Required task - Return every line below in which "Canabis" appears.

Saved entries
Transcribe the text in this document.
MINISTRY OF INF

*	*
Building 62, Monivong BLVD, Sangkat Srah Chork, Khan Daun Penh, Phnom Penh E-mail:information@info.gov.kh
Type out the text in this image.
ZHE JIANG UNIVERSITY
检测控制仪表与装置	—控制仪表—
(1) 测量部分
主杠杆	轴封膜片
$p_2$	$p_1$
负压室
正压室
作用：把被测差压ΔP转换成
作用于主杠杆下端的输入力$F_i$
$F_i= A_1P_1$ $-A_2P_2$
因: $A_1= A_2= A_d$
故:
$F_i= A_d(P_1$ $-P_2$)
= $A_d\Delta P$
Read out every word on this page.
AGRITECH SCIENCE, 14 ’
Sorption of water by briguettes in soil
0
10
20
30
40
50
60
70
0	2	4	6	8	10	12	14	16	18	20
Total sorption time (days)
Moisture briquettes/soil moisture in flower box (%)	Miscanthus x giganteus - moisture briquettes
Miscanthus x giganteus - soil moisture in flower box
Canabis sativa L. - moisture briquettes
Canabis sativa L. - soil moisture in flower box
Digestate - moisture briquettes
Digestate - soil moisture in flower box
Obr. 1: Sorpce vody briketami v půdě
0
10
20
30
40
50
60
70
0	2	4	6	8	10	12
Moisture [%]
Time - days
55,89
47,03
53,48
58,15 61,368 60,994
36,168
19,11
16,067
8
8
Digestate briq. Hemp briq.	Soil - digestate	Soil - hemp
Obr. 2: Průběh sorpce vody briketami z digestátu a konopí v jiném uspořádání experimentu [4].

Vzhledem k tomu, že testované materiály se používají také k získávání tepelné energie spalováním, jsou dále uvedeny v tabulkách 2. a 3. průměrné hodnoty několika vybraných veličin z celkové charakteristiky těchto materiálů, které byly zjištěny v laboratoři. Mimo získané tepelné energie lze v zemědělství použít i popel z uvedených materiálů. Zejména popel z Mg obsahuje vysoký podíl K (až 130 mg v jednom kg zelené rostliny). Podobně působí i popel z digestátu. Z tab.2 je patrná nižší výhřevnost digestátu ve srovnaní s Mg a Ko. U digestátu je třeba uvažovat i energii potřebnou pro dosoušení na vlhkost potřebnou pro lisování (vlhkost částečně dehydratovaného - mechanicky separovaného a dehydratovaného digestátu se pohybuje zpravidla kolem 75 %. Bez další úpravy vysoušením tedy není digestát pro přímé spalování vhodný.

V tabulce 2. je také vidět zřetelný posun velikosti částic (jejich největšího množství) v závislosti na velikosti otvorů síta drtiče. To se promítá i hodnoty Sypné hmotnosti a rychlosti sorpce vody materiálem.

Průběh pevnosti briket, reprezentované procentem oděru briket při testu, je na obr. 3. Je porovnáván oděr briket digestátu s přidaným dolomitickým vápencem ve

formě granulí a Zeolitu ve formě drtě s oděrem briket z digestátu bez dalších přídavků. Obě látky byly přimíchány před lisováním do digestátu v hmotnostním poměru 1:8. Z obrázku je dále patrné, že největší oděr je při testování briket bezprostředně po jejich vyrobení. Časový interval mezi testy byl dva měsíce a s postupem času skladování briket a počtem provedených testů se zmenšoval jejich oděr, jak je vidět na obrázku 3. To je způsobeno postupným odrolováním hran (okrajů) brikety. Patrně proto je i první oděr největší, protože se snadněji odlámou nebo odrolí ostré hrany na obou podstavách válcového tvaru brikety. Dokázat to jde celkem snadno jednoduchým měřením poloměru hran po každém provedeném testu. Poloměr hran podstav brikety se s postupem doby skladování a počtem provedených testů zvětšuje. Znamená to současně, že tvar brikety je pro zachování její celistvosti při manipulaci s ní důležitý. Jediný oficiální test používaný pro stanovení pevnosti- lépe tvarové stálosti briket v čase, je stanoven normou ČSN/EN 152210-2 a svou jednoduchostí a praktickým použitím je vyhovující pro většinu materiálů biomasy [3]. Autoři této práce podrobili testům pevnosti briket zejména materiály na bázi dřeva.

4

Solution to the problem -
Canabis sativa L. - moisture briquettes
Canabis sativa L. - soil moisture in flower box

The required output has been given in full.